Using the records provided below, locate and copy each line that contains the word "text".

- [SUPPLIED INFORMATION]
════════════════
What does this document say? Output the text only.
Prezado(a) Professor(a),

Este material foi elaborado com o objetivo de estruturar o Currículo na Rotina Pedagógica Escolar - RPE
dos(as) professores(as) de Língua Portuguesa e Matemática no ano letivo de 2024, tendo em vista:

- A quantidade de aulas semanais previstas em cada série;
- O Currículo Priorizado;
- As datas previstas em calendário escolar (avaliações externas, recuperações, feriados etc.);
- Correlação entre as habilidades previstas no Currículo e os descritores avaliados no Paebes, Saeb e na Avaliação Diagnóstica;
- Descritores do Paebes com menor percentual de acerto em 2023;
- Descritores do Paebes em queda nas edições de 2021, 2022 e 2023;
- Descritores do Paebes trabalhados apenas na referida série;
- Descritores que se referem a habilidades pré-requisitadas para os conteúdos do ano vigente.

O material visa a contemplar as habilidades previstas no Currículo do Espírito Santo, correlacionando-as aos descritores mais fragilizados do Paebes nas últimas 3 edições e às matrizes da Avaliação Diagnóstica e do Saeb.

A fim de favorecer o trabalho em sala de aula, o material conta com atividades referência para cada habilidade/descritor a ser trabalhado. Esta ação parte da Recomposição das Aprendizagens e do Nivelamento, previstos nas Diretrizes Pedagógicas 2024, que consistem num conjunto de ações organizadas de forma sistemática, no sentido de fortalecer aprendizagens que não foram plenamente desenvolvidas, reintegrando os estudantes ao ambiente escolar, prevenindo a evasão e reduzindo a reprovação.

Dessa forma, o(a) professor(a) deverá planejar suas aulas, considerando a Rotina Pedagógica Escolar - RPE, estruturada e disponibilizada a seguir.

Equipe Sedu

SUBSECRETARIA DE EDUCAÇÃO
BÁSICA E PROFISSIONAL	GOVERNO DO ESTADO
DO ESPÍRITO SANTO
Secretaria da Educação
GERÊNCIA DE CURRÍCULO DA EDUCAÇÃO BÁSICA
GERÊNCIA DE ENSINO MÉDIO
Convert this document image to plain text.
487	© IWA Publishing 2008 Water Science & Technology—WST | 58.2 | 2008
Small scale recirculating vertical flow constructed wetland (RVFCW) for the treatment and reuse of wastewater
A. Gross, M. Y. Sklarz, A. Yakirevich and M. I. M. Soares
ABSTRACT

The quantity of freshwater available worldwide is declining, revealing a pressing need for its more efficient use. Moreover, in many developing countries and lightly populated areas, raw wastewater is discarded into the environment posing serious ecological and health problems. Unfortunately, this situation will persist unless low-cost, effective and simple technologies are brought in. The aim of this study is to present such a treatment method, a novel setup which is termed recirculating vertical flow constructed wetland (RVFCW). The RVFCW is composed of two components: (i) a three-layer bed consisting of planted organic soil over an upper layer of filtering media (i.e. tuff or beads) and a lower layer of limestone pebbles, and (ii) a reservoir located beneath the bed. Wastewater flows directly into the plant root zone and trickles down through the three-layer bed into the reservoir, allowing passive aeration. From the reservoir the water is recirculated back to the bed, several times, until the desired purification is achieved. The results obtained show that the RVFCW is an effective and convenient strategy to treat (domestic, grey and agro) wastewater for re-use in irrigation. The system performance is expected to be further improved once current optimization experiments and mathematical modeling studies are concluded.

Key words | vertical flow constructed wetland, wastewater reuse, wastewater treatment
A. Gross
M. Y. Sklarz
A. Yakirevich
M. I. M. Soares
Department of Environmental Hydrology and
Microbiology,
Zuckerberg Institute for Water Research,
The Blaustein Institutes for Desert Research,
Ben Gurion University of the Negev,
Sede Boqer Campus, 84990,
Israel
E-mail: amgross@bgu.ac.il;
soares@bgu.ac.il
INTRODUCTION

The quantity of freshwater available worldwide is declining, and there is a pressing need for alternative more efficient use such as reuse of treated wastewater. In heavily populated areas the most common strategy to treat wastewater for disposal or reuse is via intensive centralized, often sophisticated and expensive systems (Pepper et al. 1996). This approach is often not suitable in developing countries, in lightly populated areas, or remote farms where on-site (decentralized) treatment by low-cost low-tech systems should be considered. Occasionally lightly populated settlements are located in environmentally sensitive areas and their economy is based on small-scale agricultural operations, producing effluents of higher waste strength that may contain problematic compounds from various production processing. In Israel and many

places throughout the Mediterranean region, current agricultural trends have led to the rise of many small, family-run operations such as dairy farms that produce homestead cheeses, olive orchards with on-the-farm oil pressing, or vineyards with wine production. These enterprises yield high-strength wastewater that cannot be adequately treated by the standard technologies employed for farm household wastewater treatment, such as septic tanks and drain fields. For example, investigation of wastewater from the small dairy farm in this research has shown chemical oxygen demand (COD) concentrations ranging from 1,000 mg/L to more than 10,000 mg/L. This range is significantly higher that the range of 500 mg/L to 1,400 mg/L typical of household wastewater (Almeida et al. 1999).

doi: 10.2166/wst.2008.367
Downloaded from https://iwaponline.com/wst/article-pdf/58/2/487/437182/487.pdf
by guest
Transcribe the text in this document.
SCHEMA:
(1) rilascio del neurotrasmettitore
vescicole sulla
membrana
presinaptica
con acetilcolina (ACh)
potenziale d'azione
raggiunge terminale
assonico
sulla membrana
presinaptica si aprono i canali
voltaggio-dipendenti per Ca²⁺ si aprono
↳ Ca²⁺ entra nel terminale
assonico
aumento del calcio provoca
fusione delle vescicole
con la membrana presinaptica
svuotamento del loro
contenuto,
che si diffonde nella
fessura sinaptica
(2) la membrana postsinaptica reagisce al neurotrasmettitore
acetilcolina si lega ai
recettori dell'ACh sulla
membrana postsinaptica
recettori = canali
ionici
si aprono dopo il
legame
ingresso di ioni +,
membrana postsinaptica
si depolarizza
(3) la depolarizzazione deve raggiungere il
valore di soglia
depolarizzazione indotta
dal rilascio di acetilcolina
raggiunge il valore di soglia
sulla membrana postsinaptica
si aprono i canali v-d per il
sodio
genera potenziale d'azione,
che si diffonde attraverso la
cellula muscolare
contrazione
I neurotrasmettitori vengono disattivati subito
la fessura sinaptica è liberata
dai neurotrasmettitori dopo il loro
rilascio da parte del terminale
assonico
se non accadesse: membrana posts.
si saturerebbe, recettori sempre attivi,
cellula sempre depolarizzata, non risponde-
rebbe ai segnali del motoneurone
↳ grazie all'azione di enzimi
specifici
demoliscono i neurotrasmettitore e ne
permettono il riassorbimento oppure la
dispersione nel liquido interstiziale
════════════════
- [RESULT]
What does this document say? Output the text only.
Convert this document image to plain text.
Transcribe the text in this document.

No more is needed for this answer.